**TEXTAUSZUG**
┌────────

In Bayern findet Lili ein kleines Glück. Sie absolviert eine Ausbildung, wird berufstäti­g und heiratet einen Mann, den sie liebt. Sie gründet eine Familie, die innere Getriebenh­eit aber bleibt. „Ich weiß nicht, was mir fehlt, vielleicht käme ich drauf, wenn ich nur einmal, ein einziges Mal allein sein könnte, allein mit mir.“Vor einem Forschungs­aufenthalt ihres Ehemanns in den Vereinigte­n Staaten von Amerika tauscht sie den Inhalt des Rucksacks aus und wirft ihren Flüchtling­sausweis, das Tagebuch und andere alte Habseligke­iten im Atlantik über Bord. Sie kann sich endlich von der Vergangenh­eit befreien.

└────────

**AUFGABE A**
Wiederhole aus dem Textauszug über Lili wortgetreu alles von „In Bayern findet“ bis hinunter zu „der Vergangenh­eit befreien.“.

**ARBEITSMATERIAL**
┌────────

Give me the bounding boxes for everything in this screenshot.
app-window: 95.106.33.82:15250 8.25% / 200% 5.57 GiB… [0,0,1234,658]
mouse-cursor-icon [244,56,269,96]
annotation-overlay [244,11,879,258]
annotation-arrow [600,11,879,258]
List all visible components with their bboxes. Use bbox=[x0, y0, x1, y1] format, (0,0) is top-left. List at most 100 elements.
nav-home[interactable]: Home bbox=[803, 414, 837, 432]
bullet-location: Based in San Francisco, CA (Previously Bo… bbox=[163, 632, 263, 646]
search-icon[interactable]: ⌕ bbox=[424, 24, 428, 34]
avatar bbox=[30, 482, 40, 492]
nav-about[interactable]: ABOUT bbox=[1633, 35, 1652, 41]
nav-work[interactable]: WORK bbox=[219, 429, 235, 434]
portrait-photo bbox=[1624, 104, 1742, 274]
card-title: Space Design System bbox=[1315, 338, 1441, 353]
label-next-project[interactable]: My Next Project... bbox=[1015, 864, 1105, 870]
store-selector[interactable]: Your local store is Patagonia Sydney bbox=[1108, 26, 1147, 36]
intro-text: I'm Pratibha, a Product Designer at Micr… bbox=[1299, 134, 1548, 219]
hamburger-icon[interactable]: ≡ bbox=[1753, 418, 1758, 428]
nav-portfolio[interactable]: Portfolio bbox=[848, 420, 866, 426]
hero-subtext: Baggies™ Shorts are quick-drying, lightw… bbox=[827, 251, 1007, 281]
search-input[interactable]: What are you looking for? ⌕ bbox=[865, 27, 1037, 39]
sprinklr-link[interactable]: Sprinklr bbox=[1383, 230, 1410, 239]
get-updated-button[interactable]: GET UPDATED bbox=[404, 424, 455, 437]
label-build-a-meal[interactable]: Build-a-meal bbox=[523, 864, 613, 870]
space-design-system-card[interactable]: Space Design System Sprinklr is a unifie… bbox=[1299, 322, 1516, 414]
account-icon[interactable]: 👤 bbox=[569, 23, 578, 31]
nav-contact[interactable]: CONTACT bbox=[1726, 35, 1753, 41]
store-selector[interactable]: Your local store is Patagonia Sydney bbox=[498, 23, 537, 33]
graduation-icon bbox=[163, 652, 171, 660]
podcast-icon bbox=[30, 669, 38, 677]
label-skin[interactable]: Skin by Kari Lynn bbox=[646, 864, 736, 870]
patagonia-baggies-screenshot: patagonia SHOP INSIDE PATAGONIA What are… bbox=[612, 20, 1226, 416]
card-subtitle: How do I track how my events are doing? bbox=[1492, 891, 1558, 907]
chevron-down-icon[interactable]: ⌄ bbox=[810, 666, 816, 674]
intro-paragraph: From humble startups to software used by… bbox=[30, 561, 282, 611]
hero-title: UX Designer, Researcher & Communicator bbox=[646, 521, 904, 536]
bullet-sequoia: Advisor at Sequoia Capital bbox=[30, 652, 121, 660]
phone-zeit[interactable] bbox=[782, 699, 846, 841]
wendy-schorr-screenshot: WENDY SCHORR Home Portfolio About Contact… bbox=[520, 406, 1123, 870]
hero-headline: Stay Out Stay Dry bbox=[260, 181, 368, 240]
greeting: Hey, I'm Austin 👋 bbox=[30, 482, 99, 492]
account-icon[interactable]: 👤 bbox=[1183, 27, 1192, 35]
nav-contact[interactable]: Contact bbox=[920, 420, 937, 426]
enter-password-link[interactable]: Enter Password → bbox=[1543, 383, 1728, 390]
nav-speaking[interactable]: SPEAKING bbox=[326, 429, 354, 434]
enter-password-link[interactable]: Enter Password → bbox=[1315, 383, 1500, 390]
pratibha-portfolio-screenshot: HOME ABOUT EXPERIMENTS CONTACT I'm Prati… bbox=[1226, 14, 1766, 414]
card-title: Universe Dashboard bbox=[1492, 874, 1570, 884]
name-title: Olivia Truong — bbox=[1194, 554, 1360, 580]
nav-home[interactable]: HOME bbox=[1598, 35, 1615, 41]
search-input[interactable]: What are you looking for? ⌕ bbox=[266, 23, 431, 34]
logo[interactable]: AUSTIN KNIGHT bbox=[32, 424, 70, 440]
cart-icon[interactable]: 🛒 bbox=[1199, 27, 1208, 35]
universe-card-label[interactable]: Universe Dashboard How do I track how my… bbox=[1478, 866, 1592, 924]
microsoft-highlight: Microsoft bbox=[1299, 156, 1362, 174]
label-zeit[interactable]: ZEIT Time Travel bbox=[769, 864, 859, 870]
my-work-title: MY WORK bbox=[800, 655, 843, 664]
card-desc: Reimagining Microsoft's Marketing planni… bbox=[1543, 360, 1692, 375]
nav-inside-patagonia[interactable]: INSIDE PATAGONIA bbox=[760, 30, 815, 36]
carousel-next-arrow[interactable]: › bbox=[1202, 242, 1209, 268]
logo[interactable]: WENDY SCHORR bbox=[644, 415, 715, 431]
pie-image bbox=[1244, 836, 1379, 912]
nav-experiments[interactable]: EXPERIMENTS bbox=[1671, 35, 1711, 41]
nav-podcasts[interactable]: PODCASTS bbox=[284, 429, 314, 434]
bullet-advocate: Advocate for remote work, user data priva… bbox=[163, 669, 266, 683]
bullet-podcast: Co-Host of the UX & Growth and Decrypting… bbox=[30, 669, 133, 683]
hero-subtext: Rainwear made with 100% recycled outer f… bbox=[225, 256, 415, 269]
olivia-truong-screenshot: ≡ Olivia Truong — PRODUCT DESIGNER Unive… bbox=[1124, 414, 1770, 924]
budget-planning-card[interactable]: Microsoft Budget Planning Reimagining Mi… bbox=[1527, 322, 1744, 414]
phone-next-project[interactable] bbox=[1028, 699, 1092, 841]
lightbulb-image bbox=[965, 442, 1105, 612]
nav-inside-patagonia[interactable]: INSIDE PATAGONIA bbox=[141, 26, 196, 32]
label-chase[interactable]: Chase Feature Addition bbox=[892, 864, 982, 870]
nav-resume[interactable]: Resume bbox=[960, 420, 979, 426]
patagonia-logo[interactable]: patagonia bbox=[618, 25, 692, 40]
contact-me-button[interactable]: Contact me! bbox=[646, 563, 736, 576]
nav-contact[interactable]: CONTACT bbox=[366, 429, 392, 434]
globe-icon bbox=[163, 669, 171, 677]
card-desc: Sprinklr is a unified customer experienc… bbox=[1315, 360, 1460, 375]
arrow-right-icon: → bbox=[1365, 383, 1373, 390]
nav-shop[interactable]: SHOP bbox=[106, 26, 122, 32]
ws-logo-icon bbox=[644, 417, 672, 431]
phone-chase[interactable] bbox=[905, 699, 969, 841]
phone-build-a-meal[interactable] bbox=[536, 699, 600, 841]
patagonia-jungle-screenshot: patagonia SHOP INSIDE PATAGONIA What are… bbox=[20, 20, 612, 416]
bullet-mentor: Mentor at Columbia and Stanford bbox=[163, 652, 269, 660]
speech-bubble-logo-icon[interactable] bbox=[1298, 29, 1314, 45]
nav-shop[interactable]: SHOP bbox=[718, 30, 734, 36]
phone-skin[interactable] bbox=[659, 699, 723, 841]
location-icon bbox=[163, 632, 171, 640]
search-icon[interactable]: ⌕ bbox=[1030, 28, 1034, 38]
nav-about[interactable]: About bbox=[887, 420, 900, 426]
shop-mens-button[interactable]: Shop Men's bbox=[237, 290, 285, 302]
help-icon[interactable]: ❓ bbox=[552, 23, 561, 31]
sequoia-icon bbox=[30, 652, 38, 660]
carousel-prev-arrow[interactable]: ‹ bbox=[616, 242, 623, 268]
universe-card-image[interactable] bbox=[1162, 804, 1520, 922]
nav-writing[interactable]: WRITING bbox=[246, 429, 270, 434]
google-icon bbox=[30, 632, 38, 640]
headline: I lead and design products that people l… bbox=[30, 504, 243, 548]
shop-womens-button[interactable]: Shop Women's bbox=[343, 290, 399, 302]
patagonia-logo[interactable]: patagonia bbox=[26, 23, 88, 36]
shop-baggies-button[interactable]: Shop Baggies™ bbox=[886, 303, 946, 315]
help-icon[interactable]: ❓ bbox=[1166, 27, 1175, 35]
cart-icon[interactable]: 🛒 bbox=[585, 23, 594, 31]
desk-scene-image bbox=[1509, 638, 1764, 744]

└────────

**AUFGABE B**
Ersetze in den Zeilen unter dem Textauszug „interactable“ durch „clickable“, und zwar von der ersten Zeile bis hinunter zur Zeile mit „portrait-photo bbox=[1624, 104, 1742, 274]“, beide eingeschlossen. Gib nur diese Zeilen wieder und lass alles andere unverändert.

**MUSTERLÖSUNG A**
In Bayern findet Lili ein kleines Glück. Sie absolviert eine Ausbildung, wird berufstäti­g und heiratet einen Mann, den sie liebt. Sie gründet eine Familie, die innere Getriebenh­eit aber bleibt. „Ich weiß nicht, was mir fehlt, vielleicht käme ich drauf, wenn ich nur einmal, ein einziges Mal allein sein könnte, allein mit mir.“Vor einem Forschungs­aufenthalt ihres Ehemanns in den Vereinigte­n Staaten von Amerika tauscht sie den Inhalt des Rucksacks aus und wirft ihren Flüchtling­sausweis, das Tagebuch und andere alte Habseligke­iten im Atlantik über Bord. Sie kann sich endlich von der Vergangenh­eit befreien.

**MUSTERLÖSUNG B**
Give me the bounding boxes for everything in this screenshot.
app-window: 95.106.33.82:15250 8.25% / 200% 5.57 GiB… [0,0,1234,658]
mouse-cursor-icon [244,56,269,96]
annotation-overlay [244,11,879,258]
annotation-arrow [600,11,879,258]
List all visible components with their bboxes. Use bbox=[x0, y0, x1, y1] format, (0,0) is top-left. List at most 100 elements.
nav-home[clickable]: Home bbox=[803, 414, 837, 432]
bullet-location: Based in San Francisco, CA (Previously Bo… bbox=[163, 632, 263, 646]
search-icon[clickable]: ⌕ bbox=[424, 24, 428, 34]
avatar bbox=[30, 482, 40, 492]
nav-about[clickable]: ABOUT bbox=[1633, 35, 1652, 41]
nav-work[clickable]: WORK bbox=[219, 429, 235, 434]
portrait-photo bbox=[1624, 104, 1742, 274]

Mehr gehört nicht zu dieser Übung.